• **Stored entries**
※ ※ ※

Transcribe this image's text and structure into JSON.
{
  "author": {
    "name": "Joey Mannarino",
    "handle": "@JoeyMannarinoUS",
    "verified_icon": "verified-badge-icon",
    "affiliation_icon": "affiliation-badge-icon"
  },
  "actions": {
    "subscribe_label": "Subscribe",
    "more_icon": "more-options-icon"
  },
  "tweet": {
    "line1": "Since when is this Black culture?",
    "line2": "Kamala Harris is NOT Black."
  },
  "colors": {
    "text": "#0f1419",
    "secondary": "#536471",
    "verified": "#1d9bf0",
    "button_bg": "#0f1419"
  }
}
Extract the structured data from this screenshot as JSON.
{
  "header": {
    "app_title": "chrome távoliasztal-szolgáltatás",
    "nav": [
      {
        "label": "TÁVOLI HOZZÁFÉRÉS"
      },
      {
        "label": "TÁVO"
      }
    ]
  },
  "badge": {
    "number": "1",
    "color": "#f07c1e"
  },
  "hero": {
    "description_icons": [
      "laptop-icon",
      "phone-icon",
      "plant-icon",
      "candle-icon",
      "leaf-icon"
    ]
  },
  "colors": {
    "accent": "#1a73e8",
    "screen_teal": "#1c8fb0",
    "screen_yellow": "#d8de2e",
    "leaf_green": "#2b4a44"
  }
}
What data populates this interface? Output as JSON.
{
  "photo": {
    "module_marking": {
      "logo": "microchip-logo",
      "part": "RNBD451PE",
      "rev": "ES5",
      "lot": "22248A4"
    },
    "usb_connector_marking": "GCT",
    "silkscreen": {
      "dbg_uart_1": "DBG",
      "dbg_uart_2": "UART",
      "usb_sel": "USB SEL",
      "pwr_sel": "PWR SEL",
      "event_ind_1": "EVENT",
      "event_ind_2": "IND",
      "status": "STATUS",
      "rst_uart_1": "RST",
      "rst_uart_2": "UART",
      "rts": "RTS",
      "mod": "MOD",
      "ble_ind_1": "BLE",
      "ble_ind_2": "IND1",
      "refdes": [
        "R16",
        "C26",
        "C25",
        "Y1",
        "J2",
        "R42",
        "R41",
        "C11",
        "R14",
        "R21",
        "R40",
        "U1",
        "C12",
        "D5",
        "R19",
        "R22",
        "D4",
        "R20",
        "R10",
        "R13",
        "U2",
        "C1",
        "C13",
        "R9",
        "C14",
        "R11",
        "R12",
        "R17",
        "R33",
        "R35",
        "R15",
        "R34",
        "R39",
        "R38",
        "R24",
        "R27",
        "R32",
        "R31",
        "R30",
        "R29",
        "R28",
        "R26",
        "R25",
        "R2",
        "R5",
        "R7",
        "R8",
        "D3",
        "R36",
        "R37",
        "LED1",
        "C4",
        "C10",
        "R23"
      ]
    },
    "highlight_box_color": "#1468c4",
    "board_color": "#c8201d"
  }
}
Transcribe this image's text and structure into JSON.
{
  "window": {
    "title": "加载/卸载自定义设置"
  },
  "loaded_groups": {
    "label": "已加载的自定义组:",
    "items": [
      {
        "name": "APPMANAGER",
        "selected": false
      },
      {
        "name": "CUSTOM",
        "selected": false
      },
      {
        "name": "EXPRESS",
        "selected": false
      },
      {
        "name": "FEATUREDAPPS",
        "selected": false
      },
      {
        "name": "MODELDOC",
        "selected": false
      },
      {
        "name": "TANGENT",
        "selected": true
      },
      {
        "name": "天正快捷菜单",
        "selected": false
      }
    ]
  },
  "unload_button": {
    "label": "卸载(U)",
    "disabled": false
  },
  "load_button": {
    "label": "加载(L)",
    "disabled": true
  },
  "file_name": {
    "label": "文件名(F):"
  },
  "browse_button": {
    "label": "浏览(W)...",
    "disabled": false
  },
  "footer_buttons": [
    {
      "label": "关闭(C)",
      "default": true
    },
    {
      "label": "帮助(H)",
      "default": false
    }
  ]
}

※ ※ ※

Scan the lines for the string "data". Pick out every line that has it.

Extract the structured data from this screenshot as JSON.
What data populates this interface? Output as JSON.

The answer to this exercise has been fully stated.